═══ MATERIAL SUPPLIED ═══

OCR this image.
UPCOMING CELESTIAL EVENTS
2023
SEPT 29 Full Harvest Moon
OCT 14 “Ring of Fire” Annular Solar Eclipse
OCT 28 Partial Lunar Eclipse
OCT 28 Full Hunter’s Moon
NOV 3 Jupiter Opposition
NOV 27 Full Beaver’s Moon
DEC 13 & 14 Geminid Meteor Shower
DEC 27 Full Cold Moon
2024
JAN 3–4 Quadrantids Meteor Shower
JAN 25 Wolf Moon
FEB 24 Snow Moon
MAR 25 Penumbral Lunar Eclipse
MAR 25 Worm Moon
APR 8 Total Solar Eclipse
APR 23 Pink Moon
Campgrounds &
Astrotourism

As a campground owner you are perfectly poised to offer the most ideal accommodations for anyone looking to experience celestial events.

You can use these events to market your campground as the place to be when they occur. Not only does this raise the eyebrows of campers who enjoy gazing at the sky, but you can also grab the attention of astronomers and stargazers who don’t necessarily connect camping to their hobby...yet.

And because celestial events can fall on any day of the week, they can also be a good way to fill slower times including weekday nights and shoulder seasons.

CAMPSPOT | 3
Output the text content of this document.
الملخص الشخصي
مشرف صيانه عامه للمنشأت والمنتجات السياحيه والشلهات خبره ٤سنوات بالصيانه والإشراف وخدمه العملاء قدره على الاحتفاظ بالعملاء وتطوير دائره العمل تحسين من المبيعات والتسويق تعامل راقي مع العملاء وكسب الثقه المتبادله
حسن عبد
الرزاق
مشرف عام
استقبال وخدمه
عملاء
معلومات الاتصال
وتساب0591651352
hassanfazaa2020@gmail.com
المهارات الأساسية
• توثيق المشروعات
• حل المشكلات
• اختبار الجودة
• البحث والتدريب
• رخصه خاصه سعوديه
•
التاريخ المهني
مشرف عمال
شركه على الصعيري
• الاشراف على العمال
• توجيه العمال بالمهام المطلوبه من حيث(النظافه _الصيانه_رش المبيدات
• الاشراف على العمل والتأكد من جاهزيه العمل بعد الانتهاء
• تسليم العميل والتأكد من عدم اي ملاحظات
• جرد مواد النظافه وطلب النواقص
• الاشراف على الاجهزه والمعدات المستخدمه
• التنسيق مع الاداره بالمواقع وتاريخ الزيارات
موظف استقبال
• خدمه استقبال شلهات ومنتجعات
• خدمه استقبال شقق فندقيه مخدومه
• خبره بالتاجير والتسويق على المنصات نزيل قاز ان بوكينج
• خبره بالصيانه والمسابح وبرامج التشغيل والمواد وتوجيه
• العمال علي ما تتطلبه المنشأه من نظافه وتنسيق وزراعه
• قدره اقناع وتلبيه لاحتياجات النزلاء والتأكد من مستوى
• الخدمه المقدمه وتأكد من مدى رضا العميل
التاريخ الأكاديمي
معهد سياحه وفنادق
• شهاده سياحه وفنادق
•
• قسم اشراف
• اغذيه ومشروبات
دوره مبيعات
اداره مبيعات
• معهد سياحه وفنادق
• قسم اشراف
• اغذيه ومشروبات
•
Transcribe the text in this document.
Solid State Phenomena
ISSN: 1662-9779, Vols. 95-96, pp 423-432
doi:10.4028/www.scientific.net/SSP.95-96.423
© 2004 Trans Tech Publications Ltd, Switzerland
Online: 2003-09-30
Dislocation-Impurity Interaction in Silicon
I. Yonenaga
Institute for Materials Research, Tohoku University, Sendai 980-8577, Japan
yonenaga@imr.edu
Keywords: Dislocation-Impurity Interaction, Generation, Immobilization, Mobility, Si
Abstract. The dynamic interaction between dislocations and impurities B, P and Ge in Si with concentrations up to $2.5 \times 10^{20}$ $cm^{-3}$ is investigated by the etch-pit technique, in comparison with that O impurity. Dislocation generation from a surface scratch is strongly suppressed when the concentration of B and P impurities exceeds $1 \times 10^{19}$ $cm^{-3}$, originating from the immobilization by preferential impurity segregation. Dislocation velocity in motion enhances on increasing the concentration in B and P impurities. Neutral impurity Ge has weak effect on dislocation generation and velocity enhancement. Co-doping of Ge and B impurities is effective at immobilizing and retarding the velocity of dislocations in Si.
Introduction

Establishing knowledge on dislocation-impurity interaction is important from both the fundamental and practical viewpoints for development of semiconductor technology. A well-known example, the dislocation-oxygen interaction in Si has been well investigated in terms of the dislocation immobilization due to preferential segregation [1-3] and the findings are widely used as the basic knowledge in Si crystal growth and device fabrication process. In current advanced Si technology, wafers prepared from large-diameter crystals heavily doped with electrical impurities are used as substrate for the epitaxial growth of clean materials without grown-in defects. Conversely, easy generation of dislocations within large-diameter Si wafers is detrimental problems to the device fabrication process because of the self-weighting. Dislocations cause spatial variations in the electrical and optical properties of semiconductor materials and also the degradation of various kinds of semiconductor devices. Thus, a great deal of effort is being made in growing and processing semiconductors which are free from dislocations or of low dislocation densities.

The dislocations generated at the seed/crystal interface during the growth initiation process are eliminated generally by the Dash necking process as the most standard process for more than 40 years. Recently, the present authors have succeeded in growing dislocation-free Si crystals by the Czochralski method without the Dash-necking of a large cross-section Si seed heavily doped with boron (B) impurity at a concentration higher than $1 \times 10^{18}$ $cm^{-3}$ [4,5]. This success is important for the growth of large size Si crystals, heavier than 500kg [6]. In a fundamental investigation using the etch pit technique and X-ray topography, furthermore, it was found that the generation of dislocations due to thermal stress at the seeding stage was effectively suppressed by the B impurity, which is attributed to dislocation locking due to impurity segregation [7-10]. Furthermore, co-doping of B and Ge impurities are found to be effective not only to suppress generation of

═══

**WORK REQUIRED:**
Copy out each line in the listing that has the word "معهد".

**RESPONSE TO THIS TASK:**
معهد سياحه وفنادق
• معهد سياحه وفنادق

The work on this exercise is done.